WHAT IS NEEDED:
Put the records into a Markdown table, starting with the first line and going on through the line that contains "stat-value: 83 xyxy=(875,118,887,129)", with both of those lines included. Use the columns "Row" and "Line", numbering the rows and omitting any blank lines.

EXTRACTED ENTRIES:

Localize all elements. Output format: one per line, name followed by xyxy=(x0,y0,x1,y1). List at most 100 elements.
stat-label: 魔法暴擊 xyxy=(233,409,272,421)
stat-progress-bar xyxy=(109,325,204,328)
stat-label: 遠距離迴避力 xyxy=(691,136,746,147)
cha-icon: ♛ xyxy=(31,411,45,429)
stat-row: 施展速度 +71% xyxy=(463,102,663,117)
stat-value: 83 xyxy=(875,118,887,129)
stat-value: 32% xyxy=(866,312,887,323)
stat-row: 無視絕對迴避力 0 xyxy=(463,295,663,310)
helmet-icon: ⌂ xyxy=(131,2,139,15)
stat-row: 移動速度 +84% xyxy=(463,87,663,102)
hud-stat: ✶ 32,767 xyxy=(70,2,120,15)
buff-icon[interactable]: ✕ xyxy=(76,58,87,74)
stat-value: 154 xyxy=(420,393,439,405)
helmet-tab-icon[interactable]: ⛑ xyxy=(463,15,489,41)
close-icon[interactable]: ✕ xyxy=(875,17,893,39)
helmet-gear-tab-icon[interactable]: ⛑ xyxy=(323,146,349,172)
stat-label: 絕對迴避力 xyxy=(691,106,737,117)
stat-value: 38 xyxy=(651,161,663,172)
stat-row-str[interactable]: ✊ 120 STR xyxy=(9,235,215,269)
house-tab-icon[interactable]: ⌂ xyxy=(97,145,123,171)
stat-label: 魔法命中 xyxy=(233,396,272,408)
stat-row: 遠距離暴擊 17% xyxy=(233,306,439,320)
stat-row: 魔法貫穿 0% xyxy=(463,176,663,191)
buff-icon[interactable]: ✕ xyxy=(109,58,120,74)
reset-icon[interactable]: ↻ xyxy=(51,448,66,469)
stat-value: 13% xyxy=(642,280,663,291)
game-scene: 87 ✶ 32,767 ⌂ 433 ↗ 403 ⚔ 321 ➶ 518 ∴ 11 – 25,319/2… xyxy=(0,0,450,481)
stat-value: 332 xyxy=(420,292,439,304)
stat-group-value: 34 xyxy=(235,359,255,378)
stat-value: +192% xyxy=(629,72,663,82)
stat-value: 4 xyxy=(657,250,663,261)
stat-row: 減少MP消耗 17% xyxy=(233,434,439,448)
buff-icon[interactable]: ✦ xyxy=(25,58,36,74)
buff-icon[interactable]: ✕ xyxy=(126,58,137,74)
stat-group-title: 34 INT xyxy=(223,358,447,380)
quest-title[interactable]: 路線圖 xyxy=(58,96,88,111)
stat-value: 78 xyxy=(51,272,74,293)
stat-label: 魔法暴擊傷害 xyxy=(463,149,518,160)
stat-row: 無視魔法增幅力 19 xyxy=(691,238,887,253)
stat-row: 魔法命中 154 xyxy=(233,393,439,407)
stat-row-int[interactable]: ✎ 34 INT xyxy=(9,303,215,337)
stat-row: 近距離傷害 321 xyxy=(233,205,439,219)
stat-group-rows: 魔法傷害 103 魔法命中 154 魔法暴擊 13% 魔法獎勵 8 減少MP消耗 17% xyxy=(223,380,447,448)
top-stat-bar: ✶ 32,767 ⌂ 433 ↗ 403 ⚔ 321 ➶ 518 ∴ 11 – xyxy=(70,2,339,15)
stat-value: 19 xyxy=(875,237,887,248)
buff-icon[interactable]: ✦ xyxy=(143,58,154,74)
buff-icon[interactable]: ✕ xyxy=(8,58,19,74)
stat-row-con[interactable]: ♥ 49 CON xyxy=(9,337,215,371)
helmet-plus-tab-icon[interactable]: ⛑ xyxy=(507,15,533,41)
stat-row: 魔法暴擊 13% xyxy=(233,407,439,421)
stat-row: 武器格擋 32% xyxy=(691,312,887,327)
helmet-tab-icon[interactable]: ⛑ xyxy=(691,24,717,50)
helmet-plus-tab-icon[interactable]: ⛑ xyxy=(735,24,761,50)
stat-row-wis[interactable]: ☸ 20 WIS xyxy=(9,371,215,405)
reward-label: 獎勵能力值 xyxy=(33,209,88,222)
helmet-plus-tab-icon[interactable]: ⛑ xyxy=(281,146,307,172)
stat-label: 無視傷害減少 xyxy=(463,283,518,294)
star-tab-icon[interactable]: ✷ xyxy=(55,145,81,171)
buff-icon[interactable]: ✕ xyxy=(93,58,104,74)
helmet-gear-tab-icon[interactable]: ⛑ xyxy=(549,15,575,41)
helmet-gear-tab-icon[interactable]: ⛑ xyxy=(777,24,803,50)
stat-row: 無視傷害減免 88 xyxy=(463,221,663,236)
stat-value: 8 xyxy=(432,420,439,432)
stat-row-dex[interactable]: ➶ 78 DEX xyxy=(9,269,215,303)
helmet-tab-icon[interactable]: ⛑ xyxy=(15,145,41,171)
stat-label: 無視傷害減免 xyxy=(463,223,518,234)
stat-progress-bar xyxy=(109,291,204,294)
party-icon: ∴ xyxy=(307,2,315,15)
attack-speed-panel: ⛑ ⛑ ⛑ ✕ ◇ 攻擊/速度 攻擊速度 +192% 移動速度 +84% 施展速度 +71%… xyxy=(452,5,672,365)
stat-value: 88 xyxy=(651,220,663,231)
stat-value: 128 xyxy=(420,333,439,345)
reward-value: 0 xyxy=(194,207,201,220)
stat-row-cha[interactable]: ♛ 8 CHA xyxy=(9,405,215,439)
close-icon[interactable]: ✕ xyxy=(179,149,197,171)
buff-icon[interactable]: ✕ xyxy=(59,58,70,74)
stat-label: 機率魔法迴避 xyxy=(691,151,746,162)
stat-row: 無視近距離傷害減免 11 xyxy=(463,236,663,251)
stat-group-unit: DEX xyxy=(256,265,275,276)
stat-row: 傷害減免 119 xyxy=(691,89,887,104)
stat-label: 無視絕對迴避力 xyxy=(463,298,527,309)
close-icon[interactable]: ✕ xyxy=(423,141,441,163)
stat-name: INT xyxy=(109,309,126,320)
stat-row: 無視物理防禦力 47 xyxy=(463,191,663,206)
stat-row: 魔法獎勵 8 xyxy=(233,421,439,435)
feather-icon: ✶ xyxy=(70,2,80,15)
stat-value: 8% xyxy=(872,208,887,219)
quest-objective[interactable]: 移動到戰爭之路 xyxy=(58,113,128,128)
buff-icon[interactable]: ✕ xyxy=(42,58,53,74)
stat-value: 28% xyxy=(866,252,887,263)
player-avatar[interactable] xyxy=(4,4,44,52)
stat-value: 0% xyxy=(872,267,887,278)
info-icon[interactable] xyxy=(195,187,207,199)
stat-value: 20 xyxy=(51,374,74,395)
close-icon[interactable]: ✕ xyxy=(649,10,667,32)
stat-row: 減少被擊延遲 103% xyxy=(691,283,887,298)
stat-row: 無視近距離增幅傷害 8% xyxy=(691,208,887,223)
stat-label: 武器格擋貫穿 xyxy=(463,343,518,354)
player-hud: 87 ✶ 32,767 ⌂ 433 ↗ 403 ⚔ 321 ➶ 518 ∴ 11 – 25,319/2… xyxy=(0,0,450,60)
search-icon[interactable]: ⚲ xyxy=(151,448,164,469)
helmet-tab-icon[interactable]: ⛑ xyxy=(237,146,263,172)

RESULT FOR THIS EXERCISE:
| Row | Line |
|---|---|
| 1 | Localize all elements. Output format: one per line, name followed by xyxy=(x0,y0,x1,y1). List at most 100 elements. |
| 2 | stat-label: 魔法暴擊 xyxy=(233,409,272,421) |
| 3 | stat-progress-bar xyxy=(109,325,204,328) |
| 4 | stat-label: 遠距離迴避力 xyxy=(691,136,746,147) |
| 5 | cha-icon: ♛ xyxy=(31,411,45,429) |
| 6 | stat-row: 施展速度 +71% xyxy=(463,102,663,117) |
| 7 | stat-value: 83 xyxy=(875,118,887,129) |